Exercise goal - Return the material word for word. Do not include the pictures.

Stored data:
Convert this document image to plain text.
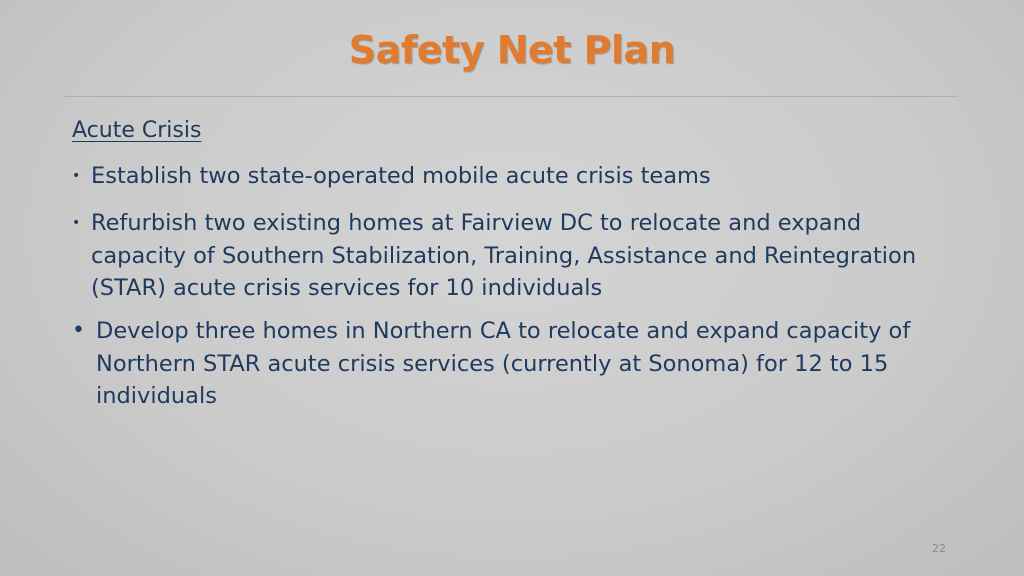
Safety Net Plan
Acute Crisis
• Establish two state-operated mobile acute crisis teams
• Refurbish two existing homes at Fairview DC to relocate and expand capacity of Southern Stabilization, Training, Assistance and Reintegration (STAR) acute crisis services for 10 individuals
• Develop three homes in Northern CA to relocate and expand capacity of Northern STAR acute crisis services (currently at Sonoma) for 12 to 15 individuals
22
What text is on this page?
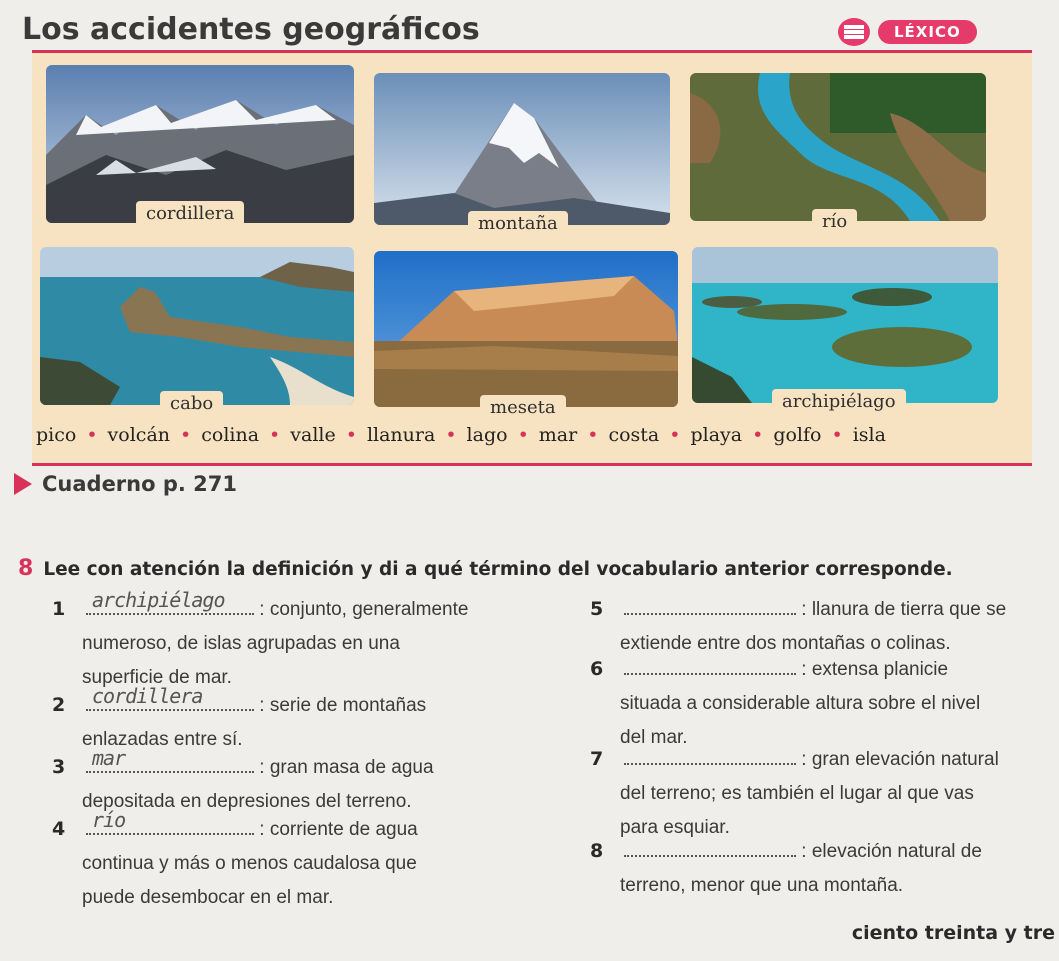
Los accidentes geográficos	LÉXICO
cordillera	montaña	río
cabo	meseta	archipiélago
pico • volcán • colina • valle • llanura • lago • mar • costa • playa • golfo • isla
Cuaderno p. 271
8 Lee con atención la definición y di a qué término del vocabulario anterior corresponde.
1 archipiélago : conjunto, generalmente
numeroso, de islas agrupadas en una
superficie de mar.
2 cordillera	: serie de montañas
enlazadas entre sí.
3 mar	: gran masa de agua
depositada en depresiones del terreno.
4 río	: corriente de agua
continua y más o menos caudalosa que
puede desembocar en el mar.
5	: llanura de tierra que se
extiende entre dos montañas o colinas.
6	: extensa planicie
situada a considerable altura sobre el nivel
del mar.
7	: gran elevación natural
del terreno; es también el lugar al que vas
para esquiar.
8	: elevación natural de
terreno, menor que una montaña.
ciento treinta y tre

Solution for this problem -
Convert this document image to plain text.
Safety Net Plan
Acute Crisis
• Establish two state-operated mobile acute crisis teams
• Refurbish two existing homes at Fairview DC to relocate and expand capacity of Southern Stabilization, Training, Assistance and Reintegration (STAR) acute crisis services for 10 individuals
• Develop three homes in Northern CA to relocate and expand capacity of Northern STAR acute crisis services (currently at Sonoma) for 12 to 15 individuals
22
What text is on this page?
Los accidentes geográficos	LÉXICO
cordillera	montaña	río
cabo	meseta	archipiélago
pico • volcán • colina • valle • llanura • lago • mar • costa • playa • golfo • isla
Cuaderno p. 271
8 Lee con atención la definición y di a qué término del vocabulario anterior corresponde.
1 archipiélago : conjunto, generalmente
numeroso, de islas agrupadas en una
superficie de mar.
2 cordillera	: serie de montañas
enlazadas entre sí.
3 mar	: gran masa de agua
depositada en depresiones del terreno.
4 río	: corriente de agua
continua y más o menos caudalosa que
puede desembocar en el mar.
5	: llanura de tierra que se
extiende entre dos montañas o colinas.
6	: extensa planicie
situada a considerable altura sobre el nivel
del mar.
7	: gran elevación natural
del terreno; es también el lugar al que vas
para esquiar.
8	: elevación natural de
terreno, menor que una montaña.
ciento treinta y tre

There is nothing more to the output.